■ WHAT IS REQUIRED
In the entries below, count each line holding the word "comfortable". Answer with the total alone.

■ MATERIAL TO PROCESS
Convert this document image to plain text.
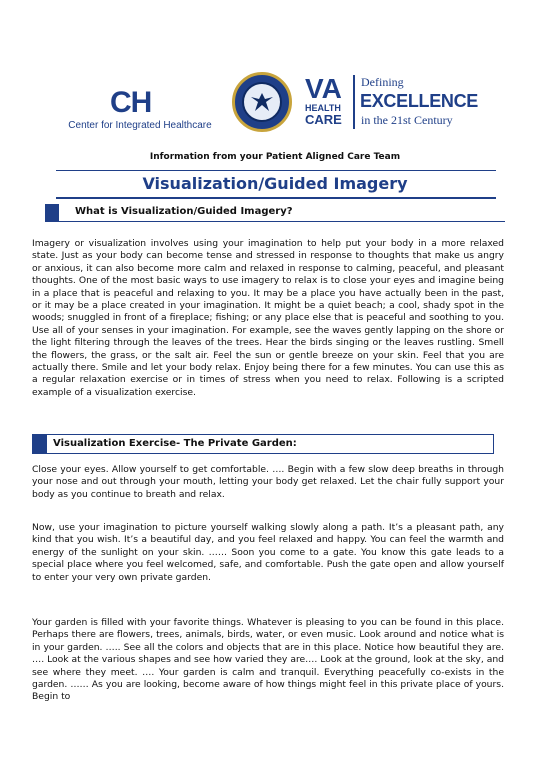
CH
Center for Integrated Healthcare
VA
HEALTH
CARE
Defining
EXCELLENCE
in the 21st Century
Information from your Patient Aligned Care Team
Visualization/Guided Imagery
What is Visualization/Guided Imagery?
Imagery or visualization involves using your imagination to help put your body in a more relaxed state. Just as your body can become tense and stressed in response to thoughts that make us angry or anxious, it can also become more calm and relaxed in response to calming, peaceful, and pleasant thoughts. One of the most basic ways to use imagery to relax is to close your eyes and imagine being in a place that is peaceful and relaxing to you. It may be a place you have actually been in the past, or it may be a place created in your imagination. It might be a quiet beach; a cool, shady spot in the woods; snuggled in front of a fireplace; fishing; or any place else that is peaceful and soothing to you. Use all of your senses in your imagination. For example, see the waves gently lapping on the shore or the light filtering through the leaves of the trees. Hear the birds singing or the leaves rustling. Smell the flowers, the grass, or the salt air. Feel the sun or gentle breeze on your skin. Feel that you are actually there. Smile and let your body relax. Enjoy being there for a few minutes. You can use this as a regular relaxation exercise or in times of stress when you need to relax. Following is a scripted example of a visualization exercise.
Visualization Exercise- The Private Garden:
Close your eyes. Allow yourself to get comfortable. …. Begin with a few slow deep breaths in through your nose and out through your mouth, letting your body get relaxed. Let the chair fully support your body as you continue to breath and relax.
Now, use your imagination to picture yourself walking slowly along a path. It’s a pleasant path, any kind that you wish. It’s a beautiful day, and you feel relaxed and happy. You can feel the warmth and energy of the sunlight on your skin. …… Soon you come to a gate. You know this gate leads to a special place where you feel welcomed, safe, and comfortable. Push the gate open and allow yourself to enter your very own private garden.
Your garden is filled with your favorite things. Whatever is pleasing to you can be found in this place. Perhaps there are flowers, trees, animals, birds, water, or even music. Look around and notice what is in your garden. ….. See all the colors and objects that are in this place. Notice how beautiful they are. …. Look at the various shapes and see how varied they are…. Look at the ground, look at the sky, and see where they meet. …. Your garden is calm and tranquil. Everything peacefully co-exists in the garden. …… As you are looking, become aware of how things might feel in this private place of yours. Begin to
--
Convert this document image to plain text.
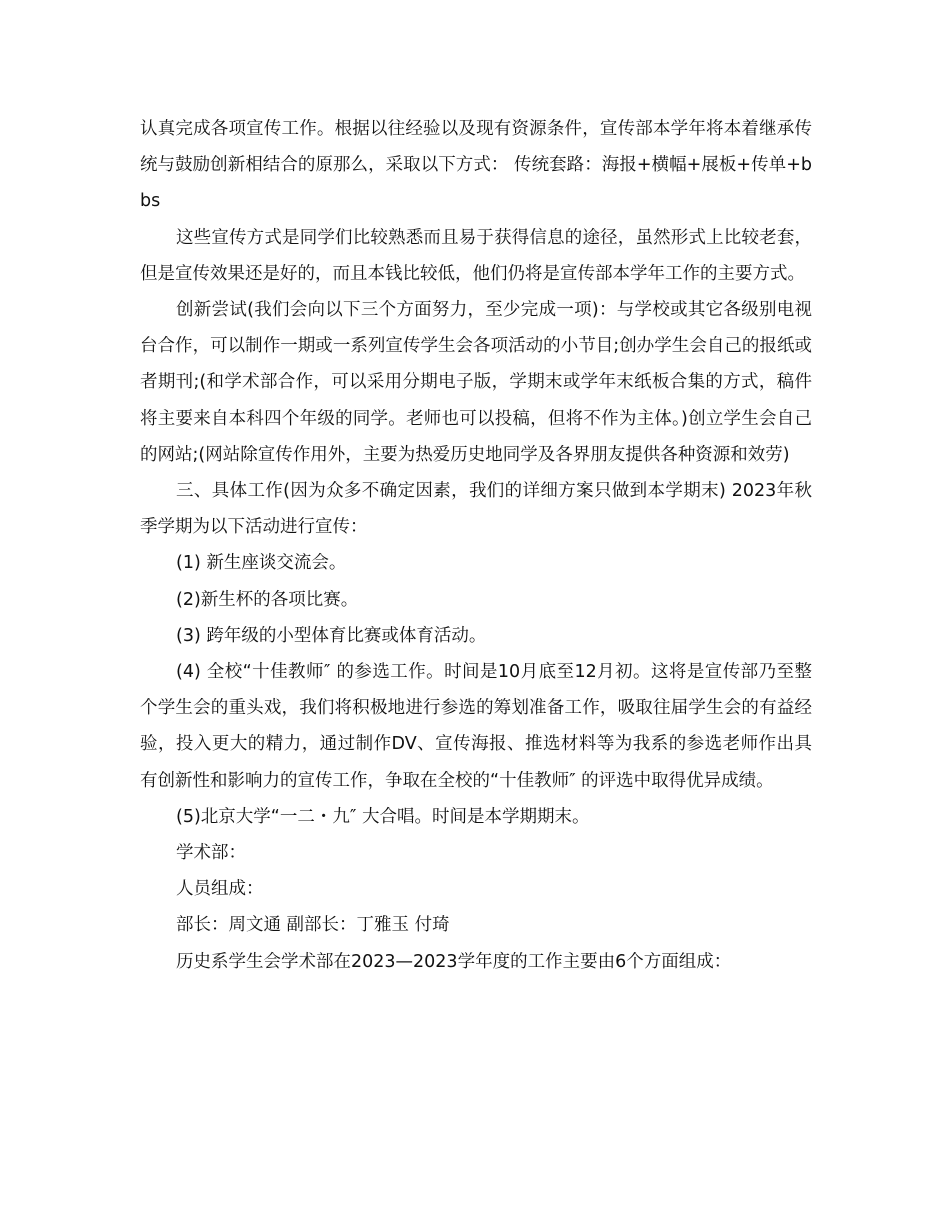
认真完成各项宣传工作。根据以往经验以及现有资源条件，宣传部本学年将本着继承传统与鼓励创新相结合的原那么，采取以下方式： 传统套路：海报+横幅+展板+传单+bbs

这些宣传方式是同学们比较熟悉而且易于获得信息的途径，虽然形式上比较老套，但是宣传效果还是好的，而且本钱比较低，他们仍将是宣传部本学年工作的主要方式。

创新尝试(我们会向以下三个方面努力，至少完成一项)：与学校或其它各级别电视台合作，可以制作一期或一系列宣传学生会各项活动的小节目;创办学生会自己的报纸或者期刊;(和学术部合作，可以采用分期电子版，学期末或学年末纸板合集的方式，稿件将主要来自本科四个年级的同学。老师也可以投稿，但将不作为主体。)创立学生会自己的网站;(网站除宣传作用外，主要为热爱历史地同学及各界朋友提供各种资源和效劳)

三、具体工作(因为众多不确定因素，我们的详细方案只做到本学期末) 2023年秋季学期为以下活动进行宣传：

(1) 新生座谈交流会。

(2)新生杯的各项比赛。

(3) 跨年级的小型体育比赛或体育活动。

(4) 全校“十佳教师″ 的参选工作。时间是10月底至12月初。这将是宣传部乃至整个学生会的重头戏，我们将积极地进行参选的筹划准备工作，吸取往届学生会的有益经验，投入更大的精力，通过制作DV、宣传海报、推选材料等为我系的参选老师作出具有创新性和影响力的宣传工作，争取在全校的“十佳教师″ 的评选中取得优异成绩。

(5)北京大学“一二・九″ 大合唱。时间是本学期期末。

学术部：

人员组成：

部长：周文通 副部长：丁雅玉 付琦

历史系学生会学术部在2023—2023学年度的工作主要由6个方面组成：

■ RESULT OF THIS TASK
2